__Stated goal__.
Where a line in the listing contains the string "title", copy that line out.

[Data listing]
>>>>>

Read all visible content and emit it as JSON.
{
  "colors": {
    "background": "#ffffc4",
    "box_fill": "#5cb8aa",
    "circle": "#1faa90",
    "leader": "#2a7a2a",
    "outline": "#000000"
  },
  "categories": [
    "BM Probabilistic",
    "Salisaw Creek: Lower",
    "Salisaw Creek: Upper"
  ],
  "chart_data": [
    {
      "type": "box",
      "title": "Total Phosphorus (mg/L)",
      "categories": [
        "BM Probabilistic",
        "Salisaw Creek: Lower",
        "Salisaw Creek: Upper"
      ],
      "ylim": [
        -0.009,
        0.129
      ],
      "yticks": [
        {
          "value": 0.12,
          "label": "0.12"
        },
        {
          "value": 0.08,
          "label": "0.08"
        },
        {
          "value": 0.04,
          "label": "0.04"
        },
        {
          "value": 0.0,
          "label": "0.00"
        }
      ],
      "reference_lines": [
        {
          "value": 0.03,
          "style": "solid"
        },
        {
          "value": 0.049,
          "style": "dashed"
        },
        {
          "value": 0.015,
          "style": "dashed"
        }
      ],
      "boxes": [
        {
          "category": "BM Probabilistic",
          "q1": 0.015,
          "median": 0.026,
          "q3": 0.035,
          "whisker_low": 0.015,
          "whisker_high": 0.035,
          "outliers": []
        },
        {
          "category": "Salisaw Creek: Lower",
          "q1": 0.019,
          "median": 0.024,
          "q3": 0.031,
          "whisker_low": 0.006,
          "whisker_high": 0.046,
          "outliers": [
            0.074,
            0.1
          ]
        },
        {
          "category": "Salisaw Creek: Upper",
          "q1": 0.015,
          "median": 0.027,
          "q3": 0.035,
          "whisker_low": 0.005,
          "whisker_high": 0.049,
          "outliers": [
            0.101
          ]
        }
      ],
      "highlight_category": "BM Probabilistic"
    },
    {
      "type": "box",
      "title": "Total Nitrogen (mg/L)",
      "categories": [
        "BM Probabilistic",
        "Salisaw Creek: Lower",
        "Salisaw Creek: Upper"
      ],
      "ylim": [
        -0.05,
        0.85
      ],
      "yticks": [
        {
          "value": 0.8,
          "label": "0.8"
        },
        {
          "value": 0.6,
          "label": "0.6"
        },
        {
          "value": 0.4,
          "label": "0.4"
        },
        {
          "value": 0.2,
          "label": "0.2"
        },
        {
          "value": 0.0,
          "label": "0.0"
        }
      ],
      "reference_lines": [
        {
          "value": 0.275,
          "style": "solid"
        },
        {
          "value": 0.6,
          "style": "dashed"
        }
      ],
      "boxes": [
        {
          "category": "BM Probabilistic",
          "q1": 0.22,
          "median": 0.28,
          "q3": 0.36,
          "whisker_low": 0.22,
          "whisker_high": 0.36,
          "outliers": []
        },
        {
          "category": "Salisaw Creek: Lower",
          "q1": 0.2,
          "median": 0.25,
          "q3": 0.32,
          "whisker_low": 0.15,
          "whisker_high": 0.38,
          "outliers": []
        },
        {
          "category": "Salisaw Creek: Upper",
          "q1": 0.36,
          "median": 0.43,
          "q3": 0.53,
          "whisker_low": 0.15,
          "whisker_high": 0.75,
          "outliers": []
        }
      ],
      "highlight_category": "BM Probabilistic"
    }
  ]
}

<<<<<
>>>>>

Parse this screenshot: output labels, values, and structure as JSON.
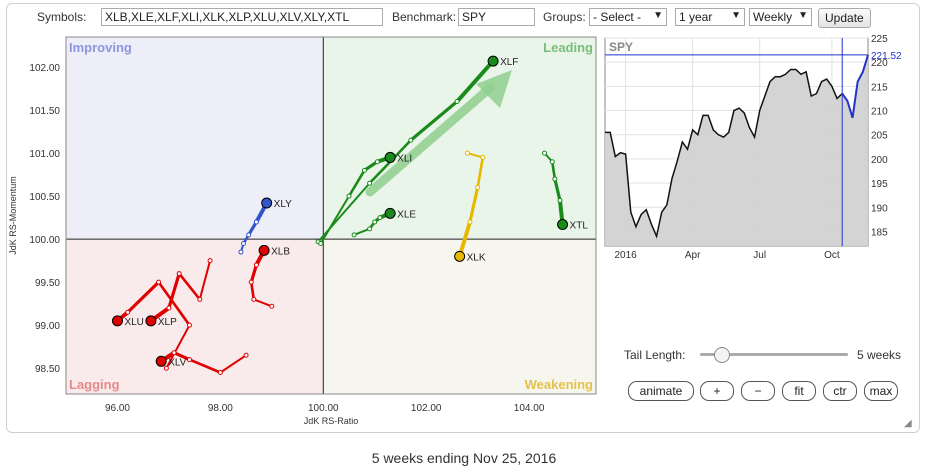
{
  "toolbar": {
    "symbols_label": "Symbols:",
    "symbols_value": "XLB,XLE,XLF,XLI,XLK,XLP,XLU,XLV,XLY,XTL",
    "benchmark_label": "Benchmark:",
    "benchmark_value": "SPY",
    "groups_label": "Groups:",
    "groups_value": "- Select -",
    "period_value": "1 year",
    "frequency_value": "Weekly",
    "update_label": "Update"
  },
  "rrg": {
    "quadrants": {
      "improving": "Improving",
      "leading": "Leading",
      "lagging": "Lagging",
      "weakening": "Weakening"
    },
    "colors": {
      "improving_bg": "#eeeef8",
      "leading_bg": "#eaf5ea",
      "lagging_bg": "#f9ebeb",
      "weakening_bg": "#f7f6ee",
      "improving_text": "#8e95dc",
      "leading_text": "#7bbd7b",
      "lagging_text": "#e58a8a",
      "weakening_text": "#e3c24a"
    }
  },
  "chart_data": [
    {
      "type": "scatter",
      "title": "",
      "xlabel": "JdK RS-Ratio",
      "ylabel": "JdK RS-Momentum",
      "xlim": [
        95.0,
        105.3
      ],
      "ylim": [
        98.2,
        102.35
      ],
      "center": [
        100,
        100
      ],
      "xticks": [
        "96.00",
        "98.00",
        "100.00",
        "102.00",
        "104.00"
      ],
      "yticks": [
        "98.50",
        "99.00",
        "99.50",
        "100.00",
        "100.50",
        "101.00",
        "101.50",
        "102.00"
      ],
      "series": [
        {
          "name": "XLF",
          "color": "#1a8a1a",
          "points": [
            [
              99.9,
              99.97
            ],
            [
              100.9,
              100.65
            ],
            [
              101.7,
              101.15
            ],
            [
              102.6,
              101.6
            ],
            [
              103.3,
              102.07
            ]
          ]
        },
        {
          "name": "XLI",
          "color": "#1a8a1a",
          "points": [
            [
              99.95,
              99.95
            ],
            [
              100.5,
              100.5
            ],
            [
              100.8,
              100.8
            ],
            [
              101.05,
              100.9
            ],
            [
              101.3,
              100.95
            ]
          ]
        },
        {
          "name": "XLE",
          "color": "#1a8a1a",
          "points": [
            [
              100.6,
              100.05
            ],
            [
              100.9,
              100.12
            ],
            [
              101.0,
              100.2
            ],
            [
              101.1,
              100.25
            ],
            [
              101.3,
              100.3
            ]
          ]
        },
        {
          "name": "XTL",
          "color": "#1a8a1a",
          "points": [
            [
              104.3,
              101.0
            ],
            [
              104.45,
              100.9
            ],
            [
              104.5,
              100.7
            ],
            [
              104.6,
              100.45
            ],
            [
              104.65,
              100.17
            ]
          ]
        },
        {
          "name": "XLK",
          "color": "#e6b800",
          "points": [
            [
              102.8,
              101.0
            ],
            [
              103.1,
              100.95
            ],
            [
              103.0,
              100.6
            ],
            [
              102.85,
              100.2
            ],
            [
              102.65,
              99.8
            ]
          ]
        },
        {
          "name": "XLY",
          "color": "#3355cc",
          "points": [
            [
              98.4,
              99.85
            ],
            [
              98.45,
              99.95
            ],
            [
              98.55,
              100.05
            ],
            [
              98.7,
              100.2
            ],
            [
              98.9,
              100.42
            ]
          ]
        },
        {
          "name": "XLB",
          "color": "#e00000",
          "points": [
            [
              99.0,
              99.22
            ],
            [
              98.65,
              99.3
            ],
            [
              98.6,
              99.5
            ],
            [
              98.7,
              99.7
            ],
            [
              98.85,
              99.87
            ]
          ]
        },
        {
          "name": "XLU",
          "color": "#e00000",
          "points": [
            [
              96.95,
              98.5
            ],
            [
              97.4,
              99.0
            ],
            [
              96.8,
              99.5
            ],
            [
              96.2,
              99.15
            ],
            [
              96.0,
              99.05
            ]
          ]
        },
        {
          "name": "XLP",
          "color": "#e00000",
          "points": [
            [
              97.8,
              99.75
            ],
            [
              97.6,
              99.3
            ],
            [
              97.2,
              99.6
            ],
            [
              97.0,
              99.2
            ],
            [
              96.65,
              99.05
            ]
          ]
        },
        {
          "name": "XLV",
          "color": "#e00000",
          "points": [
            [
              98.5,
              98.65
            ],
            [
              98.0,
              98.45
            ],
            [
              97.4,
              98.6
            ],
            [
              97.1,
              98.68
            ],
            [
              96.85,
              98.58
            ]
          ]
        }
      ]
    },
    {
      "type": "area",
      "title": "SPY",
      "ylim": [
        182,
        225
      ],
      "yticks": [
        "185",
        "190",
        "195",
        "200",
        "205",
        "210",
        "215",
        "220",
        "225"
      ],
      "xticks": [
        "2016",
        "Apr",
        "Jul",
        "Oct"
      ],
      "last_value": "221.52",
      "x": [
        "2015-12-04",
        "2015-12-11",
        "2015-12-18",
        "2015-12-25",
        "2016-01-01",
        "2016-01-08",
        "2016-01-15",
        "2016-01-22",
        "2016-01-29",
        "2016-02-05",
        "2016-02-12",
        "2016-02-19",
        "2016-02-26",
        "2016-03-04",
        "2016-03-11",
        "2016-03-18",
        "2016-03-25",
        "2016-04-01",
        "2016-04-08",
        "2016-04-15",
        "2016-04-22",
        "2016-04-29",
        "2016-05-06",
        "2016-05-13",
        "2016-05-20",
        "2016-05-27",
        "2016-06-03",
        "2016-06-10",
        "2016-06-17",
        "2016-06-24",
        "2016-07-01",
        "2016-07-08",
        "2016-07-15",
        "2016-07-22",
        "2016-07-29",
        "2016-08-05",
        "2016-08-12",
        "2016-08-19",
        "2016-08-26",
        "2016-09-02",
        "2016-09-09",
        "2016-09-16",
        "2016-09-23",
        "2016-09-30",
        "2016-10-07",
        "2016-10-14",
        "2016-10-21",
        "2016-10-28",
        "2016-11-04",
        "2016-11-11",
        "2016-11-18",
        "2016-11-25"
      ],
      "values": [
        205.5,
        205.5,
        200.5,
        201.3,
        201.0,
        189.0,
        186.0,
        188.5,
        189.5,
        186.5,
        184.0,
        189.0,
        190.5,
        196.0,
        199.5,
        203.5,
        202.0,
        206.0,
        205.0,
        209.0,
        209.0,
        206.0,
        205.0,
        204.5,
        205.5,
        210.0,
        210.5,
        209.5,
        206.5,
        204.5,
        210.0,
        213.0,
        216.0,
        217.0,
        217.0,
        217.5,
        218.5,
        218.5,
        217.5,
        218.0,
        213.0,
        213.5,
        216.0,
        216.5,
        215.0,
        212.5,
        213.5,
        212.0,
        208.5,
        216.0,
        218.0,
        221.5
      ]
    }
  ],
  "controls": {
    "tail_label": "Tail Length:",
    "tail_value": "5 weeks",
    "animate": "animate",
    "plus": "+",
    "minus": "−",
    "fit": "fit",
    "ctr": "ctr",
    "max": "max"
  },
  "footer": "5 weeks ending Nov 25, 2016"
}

<<<<<
>>>>>

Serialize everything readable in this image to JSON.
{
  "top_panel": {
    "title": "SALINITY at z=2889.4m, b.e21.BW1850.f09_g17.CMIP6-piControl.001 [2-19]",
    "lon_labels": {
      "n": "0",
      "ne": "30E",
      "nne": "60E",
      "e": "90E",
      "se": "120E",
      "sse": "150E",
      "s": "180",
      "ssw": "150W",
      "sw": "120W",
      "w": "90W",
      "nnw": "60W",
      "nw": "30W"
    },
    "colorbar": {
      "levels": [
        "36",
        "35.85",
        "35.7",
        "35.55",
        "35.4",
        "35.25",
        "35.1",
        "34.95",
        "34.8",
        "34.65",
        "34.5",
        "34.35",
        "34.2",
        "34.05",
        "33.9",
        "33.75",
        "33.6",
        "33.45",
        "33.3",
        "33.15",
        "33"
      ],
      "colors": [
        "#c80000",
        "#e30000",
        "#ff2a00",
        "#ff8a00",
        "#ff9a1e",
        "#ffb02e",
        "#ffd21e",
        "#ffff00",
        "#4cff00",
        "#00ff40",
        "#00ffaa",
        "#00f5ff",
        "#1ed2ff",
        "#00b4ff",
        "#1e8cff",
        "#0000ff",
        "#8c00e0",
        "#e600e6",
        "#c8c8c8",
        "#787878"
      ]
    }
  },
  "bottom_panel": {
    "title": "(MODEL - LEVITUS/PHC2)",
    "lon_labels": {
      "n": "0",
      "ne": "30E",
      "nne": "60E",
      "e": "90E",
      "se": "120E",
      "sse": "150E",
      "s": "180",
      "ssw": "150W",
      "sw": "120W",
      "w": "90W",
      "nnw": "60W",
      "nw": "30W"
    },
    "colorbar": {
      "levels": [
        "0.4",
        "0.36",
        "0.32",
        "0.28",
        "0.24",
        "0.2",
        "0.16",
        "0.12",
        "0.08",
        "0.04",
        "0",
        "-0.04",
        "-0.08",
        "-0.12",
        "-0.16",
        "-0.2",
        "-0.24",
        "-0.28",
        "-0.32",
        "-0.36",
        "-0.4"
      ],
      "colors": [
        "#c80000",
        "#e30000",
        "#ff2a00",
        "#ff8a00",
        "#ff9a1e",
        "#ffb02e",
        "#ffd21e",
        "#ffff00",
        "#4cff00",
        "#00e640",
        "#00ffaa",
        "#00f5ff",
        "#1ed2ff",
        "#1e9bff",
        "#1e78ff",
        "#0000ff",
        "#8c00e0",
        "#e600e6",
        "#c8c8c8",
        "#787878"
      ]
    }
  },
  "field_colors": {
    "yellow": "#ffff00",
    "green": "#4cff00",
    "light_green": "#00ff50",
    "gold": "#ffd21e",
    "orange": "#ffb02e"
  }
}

<<<<<

__Response to this exercise__.
      "title": "Total Phosphorus (mg/L)",
      "title": "Total Nitrogen (mg/L)",
      "title": "",
      "title": "SPY",
    "title": "SALINITY at z=2889.4m, b.e21.BW1850.f09_g17.CMIP6-piControl.001 [2-19]",
    "title": "(MODEL - LEVITUS/PHC2)",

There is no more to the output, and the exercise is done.